■ **EXERCISE DETAILS**: Wherever a line in the data below holds "degrees", copy that line.

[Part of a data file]
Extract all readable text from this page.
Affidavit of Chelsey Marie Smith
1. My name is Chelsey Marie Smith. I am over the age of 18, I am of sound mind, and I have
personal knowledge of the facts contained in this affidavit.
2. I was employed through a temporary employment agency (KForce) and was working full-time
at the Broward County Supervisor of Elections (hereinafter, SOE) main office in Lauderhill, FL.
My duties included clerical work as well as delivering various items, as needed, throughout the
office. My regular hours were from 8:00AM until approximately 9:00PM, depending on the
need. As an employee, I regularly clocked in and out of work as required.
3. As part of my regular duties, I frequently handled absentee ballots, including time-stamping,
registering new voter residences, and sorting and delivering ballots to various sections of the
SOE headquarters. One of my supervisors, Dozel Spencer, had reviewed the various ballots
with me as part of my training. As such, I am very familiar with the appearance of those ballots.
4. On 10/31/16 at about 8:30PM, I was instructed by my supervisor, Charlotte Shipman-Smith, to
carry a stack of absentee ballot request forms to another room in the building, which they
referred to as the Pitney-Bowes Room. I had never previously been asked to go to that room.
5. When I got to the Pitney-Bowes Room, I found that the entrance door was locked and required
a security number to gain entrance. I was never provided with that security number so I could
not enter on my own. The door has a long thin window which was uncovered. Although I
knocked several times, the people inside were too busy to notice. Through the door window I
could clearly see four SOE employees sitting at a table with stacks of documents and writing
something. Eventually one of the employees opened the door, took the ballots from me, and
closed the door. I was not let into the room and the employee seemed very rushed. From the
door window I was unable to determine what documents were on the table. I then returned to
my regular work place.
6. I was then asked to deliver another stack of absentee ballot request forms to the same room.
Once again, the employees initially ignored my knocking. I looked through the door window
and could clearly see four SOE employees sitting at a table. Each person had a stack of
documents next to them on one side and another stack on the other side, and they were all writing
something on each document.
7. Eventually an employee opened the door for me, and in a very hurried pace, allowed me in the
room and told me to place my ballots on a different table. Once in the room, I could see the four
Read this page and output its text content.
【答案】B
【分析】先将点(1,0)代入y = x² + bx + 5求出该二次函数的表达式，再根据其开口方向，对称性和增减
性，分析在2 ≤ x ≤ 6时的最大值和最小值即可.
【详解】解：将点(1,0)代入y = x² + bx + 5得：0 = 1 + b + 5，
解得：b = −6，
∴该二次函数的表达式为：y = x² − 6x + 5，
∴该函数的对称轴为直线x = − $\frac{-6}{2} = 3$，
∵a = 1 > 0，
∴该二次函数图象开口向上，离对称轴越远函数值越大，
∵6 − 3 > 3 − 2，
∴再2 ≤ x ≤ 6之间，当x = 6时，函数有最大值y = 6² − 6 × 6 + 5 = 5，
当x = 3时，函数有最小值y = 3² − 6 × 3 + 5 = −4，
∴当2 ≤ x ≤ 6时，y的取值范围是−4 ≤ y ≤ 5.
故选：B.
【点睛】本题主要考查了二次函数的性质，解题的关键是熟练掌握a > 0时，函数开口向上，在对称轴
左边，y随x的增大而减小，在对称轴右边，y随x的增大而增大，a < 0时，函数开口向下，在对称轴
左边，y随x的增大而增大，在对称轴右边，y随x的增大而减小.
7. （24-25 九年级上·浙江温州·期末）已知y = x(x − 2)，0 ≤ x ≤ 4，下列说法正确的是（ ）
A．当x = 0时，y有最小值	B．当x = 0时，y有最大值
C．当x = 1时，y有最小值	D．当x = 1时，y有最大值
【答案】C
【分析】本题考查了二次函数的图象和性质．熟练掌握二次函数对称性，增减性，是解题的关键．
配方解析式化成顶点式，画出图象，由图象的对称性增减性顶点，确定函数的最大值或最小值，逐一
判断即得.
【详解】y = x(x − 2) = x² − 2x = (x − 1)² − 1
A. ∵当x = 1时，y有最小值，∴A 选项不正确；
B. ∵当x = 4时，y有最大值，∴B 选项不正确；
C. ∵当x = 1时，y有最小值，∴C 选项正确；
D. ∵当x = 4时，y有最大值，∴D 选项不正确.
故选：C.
==
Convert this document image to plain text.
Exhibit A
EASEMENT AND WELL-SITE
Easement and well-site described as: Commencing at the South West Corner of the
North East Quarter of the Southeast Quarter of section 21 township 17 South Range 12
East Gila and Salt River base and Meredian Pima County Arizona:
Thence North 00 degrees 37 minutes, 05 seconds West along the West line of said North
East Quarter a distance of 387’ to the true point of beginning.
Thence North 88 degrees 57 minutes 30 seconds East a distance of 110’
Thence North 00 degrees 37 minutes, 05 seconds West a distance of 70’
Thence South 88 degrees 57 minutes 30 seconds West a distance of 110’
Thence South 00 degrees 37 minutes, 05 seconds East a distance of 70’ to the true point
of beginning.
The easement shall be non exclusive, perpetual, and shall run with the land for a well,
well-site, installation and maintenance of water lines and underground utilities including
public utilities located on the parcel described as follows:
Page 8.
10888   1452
* * *
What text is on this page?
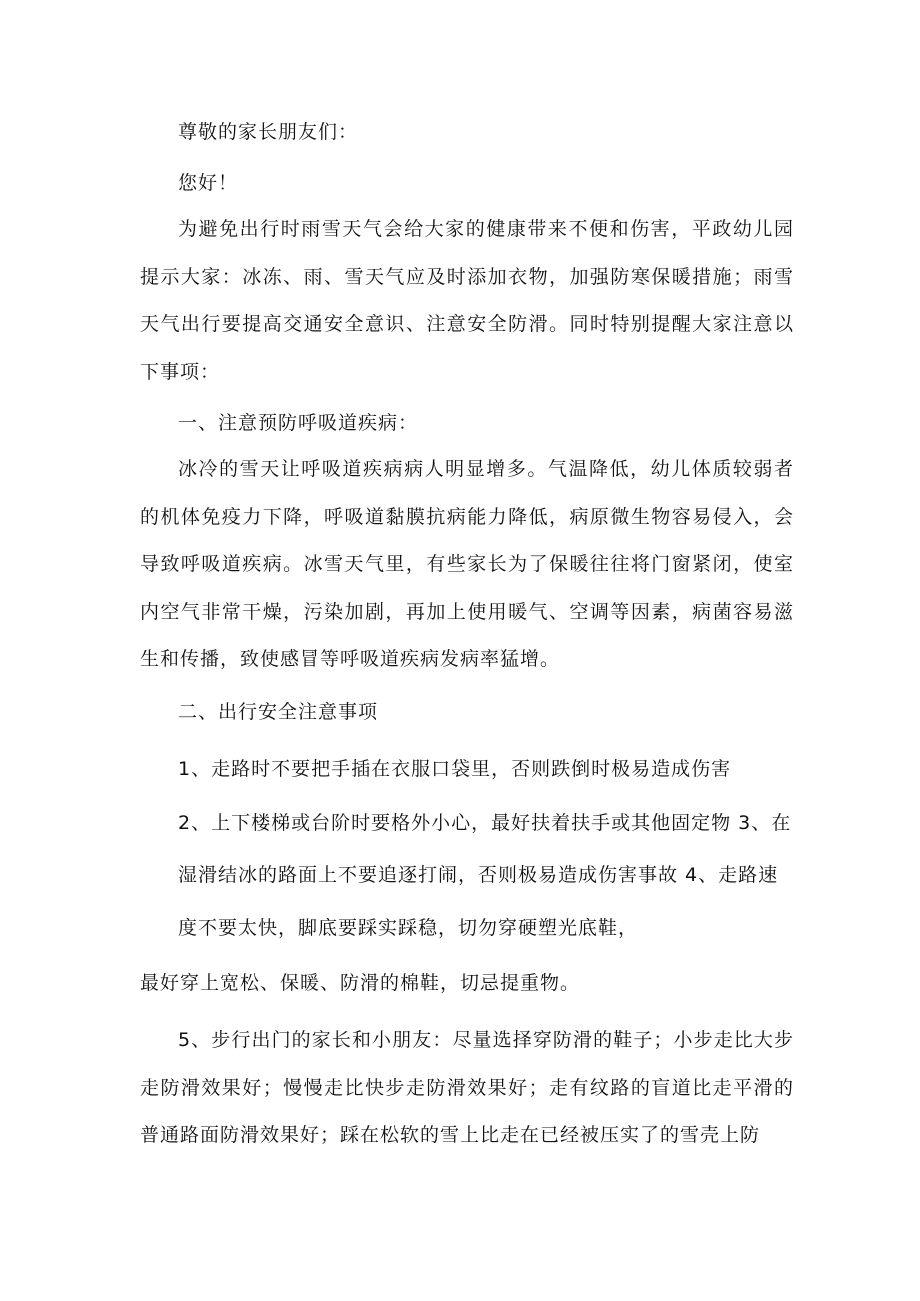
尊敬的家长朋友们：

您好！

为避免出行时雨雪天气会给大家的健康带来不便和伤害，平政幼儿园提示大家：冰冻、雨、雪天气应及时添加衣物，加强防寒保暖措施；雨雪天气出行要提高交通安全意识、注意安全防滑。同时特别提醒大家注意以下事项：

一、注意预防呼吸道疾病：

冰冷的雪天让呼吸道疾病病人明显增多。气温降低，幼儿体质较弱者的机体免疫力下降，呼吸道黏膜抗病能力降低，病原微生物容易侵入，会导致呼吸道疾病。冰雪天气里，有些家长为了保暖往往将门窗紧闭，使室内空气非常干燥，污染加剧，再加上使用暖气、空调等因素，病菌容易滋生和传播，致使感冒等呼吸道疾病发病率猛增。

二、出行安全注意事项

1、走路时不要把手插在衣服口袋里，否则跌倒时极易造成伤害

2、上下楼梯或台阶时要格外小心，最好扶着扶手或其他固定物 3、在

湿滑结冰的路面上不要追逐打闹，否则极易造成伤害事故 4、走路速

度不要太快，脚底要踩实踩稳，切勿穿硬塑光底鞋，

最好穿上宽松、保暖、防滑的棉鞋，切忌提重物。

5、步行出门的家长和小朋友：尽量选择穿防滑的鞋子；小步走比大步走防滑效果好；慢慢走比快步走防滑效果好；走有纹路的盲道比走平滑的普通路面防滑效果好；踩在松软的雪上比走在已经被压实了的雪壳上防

■ **WRITTEN SOLUTION**:
Thence North 00 degrees 37 minutes, 05 seconds West along the West line of said North
Thence North 88 degrees 57 minutes 30 seconds East a distance of 110’
Thence North 00 degrees 37 minutes, 05 seconds West a distance of 70’
Thence South 88 degrees 57 minutes 30 seconds West a distance of 110’
Thence South 00 degrees 37 minutes, 05 seconds East a distance of 70’ to the true point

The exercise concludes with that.